======== Task material ========

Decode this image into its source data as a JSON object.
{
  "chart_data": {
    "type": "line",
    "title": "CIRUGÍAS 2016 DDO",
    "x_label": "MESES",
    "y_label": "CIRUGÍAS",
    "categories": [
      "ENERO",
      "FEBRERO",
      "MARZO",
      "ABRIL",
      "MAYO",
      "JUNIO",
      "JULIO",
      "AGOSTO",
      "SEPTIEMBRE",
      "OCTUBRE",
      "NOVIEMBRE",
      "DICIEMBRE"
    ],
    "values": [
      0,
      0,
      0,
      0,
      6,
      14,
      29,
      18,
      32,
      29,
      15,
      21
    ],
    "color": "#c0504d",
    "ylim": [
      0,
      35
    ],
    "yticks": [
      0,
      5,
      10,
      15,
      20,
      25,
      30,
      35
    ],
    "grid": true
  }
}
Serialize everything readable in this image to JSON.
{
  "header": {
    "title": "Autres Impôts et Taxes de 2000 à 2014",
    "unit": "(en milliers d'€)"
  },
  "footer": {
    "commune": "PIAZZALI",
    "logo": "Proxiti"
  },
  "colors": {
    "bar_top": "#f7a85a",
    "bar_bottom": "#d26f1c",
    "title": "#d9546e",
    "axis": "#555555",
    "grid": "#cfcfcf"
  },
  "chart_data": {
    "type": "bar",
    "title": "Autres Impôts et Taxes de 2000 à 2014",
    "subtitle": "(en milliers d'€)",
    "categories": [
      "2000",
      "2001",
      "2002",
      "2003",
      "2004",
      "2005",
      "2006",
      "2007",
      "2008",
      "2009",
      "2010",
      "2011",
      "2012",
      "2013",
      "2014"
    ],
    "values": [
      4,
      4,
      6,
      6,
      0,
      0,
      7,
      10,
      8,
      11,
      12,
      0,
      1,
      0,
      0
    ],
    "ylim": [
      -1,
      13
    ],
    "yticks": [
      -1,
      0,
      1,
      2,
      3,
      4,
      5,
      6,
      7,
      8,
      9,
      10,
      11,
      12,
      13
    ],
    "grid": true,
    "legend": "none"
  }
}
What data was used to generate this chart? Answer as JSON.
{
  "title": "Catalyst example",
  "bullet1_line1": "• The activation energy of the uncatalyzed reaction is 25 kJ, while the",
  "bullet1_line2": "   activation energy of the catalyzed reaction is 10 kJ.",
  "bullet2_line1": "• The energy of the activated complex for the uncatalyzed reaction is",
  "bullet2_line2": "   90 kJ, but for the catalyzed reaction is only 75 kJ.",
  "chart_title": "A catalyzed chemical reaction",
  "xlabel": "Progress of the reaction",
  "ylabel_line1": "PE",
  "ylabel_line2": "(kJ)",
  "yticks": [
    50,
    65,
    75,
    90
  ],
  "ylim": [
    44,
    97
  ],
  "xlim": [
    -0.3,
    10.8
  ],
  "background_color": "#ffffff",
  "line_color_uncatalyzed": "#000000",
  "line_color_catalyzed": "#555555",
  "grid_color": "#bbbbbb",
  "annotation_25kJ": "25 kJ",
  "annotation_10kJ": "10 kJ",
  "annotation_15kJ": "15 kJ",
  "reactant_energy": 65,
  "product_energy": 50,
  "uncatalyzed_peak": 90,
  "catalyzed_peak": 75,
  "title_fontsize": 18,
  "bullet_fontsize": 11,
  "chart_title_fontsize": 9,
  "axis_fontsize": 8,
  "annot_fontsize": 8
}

========

Write out every entry exactly as given.

*Exercise solution*
Decode this image into its source data as a JSON object.
{
  "chart_data": {
    "type": "line",
    "title": "CIRUGÍAS 2016 DDO",
    "x_label": "MESES",
    "y_label": "CIRUGÍAS",
    "categories": [
      "ENERO",
      "FEBRERO",
      "MARZO",
      "ABRIL",
      "MAYO",
      "JUNIO",
      "JULIO",
      "AGOSTO",
      "SEPTIEMBRE",
      "OCTUBRE",
      "NOVIEMBRE",
      "DICIEMBRE"
    ],
    "values": [
      0,
      0,
      0,
      0,
      6,
      14,
      29,
      18,
      32,
      29,
      15,
      21
    ],
    "color": "#c0504d",
    "ylim": [
      0,
      35
    ],
    "yticks": [
      0,
      5,
      10,
      15,
      20,
      25,
      30,
      35
    ],
    "grid": true
  }
}
Serialize everything readable in this image to JSON.
{
  "header": {
    "title": "Autres Impôts et Taxes de 2000 à 2014",
    "unit": "(en milliers d'€)"
  },
  "footer": {
    "commune": "PIAZZALI",
    "logo": "Proxiti"
  },
  "colors": {
    "bar_top": "#f7a85a",
    "bar_bottom": "#d26f1c",
    "title": "#d9546e",
    "axis": "#555555",
    "grid": "#cfcfcf"
  },
  "chart_data": {
    "type": "bar",
    "title": "Autres Impôts et Taxes de 2000 à 2014",
    "subtitle": "(en milliers d'€)",
    "categories": [
      "2000",
      "2001",
      "2002",
      "2003",
      "2004",
      "2005",
      "2006",
      "2007",
      "2008",
      "2009",
      "2010",
      "2011",
      "2012",
      "2013",
      "2014"
    ],
    "values": [
      4,
      4,
      6,
      6,
      0,
      0,
      7,
      10,
      8,
      11,
      12,
      0,
      1,
      0,
      0
    ],
    "ylim": [
      -1,
      13
    ],
    "yticks": [
      -1,
      0,
      1,
      2,
      3,
      4,
      5,
      6,
      7,
      8,
      9,
      10,
      11,
      12,
      13
    ],
    "grid": true,
    "legend": "none"
  }
}
What data was used to generate this chart? Answer as JSON.
{
  "title": "Catalyst example",
  "bullet1_line1": "• The activation energy of the uncatalyzed reaction is 25 kJ, while the",
  "bullet1_line2": "   activation energy of the catalyzed reaction is 10 kJ.",
  "bullet2_line1": "• The energy of the activated complex for the uncatalyzed reaction is",
  "bullet2_line2": "   90 kJ, but for the catalyzed reaction is only 75 kJ.",
  "chart_title": "A catalyzed chemical reaction",
  "xlabel": "Progress of the reaction",
  "ylabel_line1": "PE",
  "ylabel_line2": "(kJ)",
  "yticks": [
    50,
    65,
    75,
    90
  ],
  "ylim": [
    44,
    97
  ],
  "xlim": [
    -0.3,
    10.8
  ],
  "background_color": "#ffffff",
  "line_color_uncatalyzed": "#000000",
  "line_color_catalyzed": "#555555",
  "grid_color": "#bbbbbb",
  "annotation_25kJ": "25 kJ",
  "annotation_10kJ": "10 kJ",
  "annotation_15kJ": "15 kJ",
  "reactant_energy": 65,
  "product_energy": 50,
  "uncatalyzed_peak": 90,
  "catalyzed_peak": 75,
  "title_fontsize": 18,
  "bullet_fontsize": 11,
  "chart_title_fontsize": 9,
  "axis_fontsize": 8,
  "annot_fontsize": 8
}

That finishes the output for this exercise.